_STATED EXERCISE_
In the listing below, pick out lines with "JSON".

_Source data_
--------------------
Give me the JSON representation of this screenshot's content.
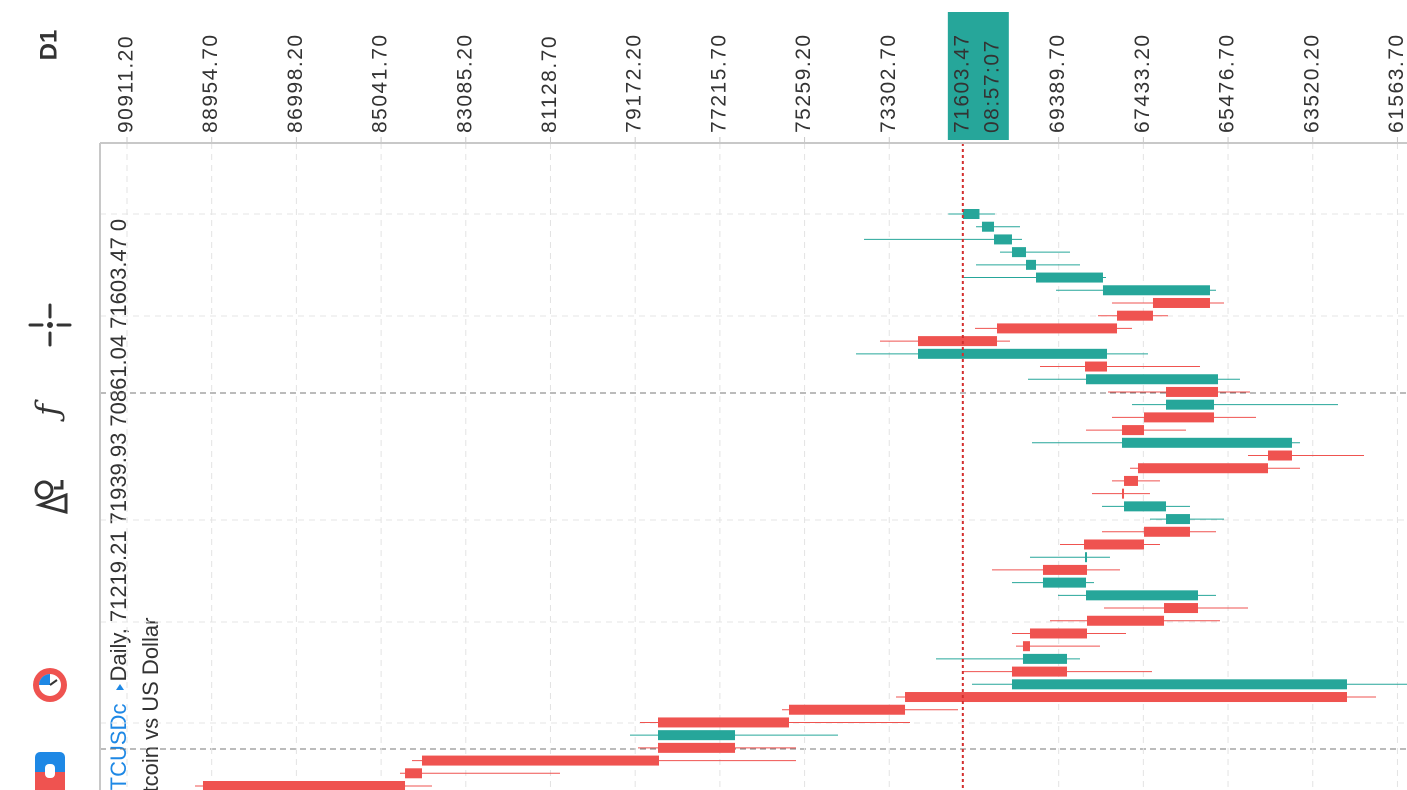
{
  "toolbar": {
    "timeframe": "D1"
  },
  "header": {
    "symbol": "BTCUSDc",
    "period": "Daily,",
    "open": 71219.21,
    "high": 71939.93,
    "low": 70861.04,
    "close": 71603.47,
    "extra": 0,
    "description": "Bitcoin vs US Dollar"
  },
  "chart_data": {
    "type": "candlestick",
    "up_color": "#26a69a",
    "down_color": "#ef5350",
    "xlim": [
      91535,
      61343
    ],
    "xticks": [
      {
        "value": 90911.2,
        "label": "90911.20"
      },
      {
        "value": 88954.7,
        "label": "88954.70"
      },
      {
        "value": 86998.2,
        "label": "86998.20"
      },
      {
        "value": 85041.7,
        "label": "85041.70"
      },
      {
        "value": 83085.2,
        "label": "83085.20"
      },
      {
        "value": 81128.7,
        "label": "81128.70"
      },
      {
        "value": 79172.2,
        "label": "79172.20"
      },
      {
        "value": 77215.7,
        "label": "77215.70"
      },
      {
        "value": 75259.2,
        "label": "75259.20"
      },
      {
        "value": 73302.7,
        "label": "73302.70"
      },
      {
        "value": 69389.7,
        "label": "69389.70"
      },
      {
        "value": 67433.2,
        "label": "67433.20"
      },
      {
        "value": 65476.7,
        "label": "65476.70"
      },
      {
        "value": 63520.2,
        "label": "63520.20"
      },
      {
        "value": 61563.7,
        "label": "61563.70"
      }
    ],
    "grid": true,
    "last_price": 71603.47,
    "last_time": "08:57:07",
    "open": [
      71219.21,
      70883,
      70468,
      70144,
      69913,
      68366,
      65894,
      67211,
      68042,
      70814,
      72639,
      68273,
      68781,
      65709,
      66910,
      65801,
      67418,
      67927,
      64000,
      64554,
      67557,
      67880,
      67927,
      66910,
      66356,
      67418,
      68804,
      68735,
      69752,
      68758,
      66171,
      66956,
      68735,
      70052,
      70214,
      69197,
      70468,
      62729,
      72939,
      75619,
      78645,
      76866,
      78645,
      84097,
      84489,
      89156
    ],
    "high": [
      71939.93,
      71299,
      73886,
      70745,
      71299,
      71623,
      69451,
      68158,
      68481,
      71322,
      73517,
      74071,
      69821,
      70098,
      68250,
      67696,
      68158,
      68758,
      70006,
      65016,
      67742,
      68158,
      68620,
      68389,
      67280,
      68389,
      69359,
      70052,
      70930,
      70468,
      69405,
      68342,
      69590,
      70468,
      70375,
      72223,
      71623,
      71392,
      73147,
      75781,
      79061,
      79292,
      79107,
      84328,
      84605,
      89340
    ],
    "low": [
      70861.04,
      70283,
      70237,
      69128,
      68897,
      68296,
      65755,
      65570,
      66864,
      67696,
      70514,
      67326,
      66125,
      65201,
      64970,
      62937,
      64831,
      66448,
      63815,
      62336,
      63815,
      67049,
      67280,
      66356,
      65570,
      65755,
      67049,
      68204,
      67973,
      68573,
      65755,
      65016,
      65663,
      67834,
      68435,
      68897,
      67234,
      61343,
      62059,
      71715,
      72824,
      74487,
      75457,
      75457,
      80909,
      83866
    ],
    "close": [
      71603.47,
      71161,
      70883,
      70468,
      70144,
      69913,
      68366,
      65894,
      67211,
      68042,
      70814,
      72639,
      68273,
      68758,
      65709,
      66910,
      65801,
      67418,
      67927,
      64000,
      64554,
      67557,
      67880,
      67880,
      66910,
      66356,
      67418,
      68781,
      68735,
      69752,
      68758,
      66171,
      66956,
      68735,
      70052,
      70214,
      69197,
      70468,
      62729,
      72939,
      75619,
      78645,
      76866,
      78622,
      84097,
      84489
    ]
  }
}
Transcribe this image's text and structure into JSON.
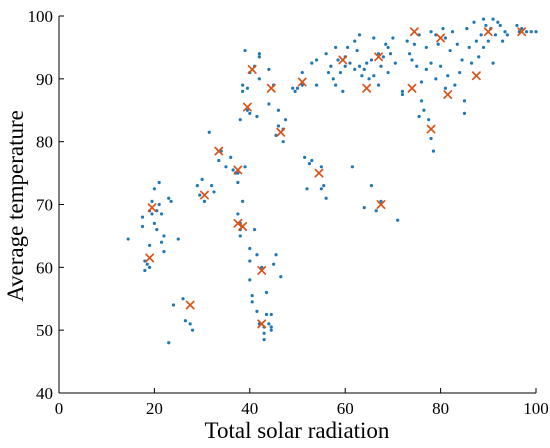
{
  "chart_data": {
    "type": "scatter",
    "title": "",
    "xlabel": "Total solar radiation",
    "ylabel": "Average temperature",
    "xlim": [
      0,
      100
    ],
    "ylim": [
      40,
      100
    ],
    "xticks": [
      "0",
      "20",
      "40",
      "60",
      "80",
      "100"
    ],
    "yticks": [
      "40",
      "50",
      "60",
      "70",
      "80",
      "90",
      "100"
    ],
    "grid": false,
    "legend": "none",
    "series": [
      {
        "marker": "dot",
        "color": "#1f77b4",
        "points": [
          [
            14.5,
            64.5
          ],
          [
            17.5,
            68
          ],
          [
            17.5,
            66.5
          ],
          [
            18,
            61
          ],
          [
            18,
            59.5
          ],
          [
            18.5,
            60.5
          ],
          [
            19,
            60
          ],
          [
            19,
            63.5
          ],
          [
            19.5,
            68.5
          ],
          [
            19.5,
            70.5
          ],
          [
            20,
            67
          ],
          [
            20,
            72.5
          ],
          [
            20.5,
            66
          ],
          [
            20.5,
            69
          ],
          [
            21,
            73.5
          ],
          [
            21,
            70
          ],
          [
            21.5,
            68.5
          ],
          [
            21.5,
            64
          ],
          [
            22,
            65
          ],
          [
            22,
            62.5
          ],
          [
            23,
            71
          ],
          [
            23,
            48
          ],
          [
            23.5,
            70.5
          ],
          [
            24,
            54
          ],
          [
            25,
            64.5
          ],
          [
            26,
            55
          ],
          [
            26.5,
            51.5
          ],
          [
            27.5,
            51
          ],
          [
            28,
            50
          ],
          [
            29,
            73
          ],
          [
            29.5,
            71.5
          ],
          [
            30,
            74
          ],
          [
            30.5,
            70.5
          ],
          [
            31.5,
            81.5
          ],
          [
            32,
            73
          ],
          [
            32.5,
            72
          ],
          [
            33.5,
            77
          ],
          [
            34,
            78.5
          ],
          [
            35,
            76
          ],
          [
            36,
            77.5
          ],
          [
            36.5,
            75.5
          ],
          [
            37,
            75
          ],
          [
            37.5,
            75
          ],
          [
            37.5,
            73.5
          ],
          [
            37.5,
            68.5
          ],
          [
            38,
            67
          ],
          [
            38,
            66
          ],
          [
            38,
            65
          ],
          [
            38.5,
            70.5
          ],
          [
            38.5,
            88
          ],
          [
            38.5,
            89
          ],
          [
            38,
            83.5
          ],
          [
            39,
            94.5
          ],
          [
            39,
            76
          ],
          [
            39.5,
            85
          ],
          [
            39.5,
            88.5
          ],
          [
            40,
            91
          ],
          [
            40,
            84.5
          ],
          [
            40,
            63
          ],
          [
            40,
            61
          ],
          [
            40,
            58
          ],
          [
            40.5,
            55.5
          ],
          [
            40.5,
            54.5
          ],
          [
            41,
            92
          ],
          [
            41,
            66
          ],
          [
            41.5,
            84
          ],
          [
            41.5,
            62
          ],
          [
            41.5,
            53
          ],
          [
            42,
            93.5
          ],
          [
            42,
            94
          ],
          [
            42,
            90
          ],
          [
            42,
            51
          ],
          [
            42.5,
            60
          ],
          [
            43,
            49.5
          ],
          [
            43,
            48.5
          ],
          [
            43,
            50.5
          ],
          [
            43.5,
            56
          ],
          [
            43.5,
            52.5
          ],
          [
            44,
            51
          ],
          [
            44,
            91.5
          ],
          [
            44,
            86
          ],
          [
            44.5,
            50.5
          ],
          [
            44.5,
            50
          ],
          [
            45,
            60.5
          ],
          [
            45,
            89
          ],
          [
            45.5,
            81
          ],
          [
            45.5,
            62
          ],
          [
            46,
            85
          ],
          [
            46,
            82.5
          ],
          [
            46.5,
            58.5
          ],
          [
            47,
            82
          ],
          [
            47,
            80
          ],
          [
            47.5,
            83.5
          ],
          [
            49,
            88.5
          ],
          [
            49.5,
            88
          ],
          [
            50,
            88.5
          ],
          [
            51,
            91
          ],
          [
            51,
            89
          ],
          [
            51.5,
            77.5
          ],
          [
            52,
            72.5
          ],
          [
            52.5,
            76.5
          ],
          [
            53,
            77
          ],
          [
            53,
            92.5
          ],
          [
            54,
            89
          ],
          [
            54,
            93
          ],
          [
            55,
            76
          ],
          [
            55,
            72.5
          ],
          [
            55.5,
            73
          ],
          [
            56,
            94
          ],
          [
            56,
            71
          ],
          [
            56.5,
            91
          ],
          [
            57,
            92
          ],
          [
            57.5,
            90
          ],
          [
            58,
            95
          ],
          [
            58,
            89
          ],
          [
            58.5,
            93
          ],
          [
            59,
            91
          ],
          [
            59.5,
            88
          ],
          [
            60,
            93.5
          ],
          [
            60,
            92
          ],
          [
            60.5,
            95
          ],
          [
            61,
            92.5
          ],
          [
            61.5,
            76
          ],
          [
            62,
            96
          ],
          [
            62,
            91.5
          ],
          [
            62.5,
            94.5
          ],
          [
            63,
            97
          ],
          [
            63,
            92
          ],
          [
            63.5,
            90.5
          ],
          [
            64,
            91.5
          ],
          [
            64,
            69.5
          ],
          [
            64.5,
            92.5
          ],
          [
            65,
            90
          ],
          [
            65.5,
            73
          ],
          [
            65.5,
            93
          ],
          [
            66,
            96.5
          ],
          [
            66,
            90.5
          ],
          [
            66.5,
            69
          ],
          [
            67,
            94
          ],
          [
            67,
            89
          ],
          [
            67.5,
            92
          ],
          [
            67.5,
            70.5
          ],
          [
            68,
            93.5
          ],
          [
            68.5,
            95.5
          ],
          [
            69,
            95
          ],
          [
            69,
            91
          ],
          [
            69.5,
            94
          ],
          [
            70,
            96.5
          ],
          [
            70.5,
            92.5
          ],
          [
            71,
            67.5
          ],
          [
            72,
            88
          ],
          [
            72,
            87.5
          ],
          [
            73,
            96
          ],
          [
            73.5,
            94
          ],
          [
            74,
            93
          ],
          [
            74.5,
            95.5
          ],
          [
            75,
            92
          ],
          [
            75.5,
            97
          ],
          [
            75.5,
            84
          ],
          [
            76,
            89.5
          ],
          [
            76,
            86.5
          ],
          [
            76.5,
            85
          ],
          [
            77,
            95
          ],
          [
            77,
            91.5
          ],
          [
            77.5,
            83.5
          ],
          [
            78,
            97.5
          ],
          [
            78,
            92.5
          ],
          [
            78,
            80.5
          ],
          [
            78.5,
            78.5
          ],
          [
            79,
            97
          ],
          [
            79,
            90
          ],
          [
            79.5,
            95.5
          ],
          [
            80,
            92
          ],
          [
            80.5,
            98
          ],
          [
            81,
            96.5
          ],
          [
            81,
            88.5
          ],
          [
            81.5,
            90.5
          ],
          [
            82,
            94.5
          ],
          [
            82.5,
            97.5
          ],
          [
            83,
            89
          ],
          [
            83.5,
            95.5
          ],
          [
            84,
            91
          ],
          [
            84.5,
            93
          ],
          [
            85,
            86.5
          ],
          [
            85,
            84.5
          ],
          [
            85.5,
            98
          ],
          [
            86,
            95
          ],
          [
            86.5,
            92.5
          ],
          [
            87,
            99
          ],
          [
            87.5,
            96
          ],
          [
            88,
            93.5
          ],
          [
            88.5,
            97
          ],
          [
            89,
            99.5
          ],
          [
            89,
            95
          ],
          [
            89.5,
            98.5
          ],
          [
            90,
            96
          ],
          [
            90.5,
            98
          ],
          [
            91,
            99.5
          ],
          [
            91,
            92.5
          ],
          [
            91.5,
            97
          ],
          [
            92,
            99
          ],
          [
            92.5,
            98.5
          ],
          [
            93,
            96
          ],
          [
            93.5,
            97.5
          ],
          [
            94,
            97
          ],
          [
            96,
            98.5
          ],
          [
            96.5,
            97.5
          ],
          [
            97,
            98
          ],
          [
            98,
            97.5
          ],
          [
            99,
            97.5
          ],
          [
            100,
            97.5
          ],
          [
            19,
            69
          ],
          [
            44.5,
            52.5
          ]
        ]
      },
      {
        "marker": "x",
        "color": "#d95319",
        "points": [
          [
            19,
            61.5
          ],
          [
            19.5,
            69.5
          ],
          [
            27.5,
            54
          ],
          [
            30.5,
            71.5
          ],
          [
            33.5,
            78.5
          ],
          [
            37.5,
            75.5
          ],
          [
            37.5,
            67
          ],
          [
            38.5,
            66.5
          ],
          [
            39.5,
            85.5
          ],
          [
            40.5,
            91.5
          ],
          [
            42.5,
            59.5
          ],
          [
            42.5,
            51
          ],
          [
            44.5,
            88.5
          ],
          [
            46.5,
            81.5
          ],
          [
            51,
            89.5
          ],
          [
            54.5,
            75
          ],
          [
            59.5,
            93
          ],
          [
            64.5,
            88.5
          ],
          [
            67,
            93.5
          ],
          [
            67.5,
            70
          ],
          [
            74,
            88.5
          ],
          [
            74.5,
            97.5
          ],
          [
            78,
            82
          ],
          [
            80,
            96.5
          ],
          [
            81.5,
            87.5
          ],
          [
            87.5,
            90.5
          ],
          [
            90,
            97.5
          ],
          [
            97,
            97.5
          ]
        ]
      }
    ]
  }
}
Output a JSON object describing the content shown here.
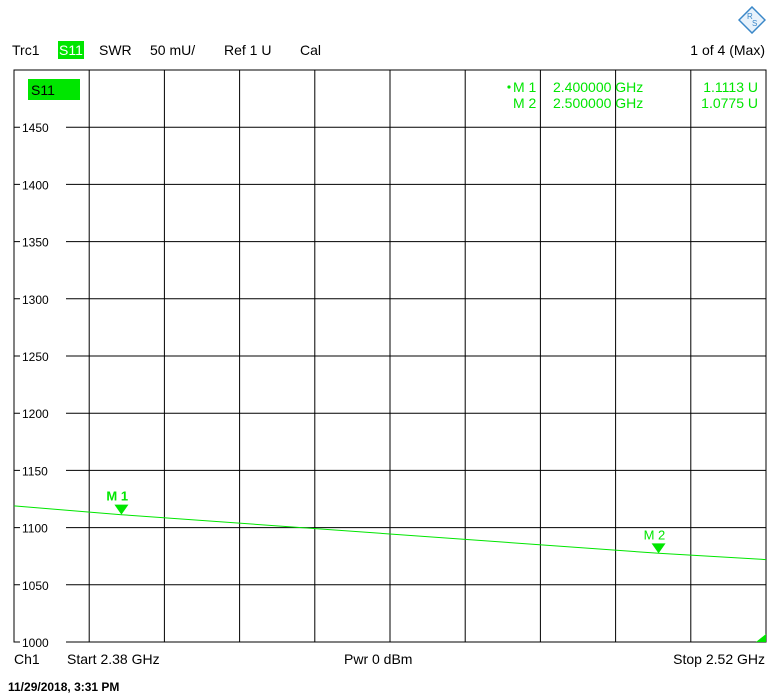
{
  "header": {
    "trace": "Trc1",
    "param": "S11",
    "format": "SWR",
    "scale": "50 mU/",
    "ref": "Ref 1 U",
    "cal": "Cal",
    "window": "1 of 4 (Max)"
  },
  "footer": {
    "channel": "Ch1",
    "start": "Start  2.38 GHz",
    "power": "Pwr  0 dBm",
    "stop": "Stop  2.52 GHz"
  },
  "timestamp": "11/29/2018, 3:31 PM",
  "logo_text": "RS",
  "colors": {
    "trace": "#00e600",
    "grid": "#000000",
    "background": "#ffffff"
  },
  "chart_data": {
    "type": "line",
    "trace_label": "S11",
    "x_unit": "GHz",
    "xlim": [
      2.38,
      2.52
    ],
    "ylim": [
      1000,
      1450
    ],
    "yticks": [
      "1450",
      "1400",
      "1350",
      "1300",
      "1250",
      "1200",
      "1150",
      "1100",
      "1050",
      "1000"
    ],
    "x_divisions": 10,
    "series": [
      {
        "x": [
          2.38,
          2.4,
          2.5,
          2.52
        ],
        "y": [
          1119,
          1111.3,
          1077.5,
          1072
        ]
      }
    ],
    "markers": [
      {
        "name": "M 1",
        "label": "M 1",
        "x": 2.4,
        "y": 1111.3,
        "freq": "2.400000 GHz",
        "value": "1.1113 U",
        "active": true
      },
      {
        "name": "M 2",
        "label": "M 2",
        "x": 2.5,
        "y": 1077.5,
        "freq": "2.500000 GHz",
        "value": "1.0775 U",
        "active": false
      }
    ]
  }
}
--------------------
_WRITTEN REPLY_
Give me the JSON representation of this screenshot's content.
Transcribe this image's text and structure into JSON.
Output a JSON object describing the content shown here.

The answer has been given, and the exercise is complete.